WRITTEN TASK
All of the lines below are to be printed again exactly; images are excluded from the output.

MATERIAL PROVIDED
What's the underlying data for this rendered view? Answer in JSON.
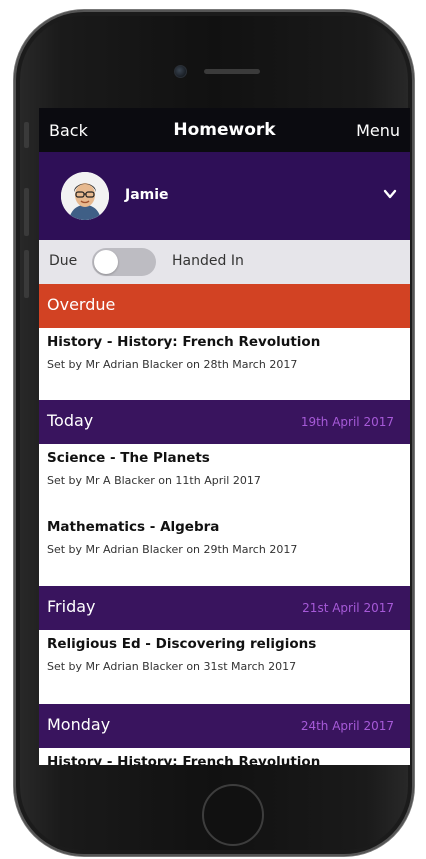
{
  "navbar": {
    "back": "Back",
    "title": "Homework",
    "menu": "Menu"
  },
  "user": {
    "name": "Jamie"
  },
  "toggle": {
    "left_label": "Due",
    "right_label": "Handed In",
    "state": "Due"
  },
  "sections": [
    {
      "title": "Overdue",
      "date": "",
      "color": "#d24223",
      "items": [
        {
          "title": "History - History: French Revolution",
          "subtitle": "Set by Mr Adrian Blacker on 28th March 2017"
        }
      ]
    },
    {
      "title": "Today",
      "date": "19th April 2017",
      "color": "#39145e",
      "items": [
        {
          "title": "Science - The Planets",
          "subtitle": "Set by Mr A Blacker on 11th April 2017"
        },
        {
          "title": "Mathematics - Algebra",
          "subtitle": "Set by Mr Adrian Blacker on 29th March 2017"
        }
      ]
    },
    {
      "title": "Friday",
      "date": "21st April 2017",
      "color": "#39145e",
      "items": [
        {
          "title": "Religious Ed - Discovering religions",
          "subtitle": "Set by Mr Adrian Blacker on 31st March 2017"
        }
      ]
    },
    {
      "title": "Monday",
      "date": "24th April 2017",
      "color": "#39145e",
      "items": [
        {
          "title": "History - History: French Revolution",
          "subtitle": ""
        }
      ]
    }
  ],
  "colors": {
    "header_purple": "#2e0f57",
    "section_purple": "#39145e",
    "overdue": "#d24223",
    "date_text": "#a65ad8"
  },
  "icons": {
    "dropdown": "chevron-down-icon",
    "avatar": "avatar",
    "camera": "camera-icon",
    "home": "home-button"
  }
}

OUTPUT FOR THIS EXERCISE
What's the underlying data for this rendered view? Answer in JSON.
{
  "navbar": {
    "back": "Back",
    "title": "Homework",
    "menu": "Menu"
  },
  "user": {
    "name": "Jamie"
  },
  "toggle": {
    "left_label": "Due",
    "right_label": "Handed In",
    "state": "Due"
  },
  "sections": [
    {
      "title": "Overdue",
      "date": "",
      "color": "#d24223",
      "items": [
        {
          "title": "History - History: French Revolution",
          "subtitle": "Set by Mr Adrian Blacker on 28th March 2017"
        }
      ]
    },
    {
      "title": "Today",
      "date": "19th April 2017",
      "color": "#39145e",
      "items": [
        {
          "title": "Science - The Planets",
          "subtitle": "Set by Mr A Blacker on 11th April 2017"
        },
        {
          "title": "Mathematics - Algebra",
          "subtitle": "Set by Mr Adrian Blacker on 29th March 2017"
        }
      ]
    },
    {
      "title": "Friday",
      "date": "21st April 2017",
      "color": "#39145e",
      "items": [
        {
          "title": "Religious Ed - Discovering religions",
          "subtitle": "Set by Mr Adrian Blacker on 31st March 2017"
        }
      ]
    },
    {
      "title": "Monday",
      "date": "24th April 2017",
      "color": "#39145e",
      "items": [
        {
          "title": "History - History: French Revolution",
          "subtitle": ""
        }
      ]
    }
  ],
  "colors": {
    "header_purple": "#2e0f57",
    "section_purple": "#39145e",
    "overdue": "#d24223",
    "date_text": "#a65ad8"
  },
  "icons": {
    "dropdown": "chevron-down-icon",
    "avatar": "avatar",
    "camera": "camera-icon",
    "home": "home-button"
  }
}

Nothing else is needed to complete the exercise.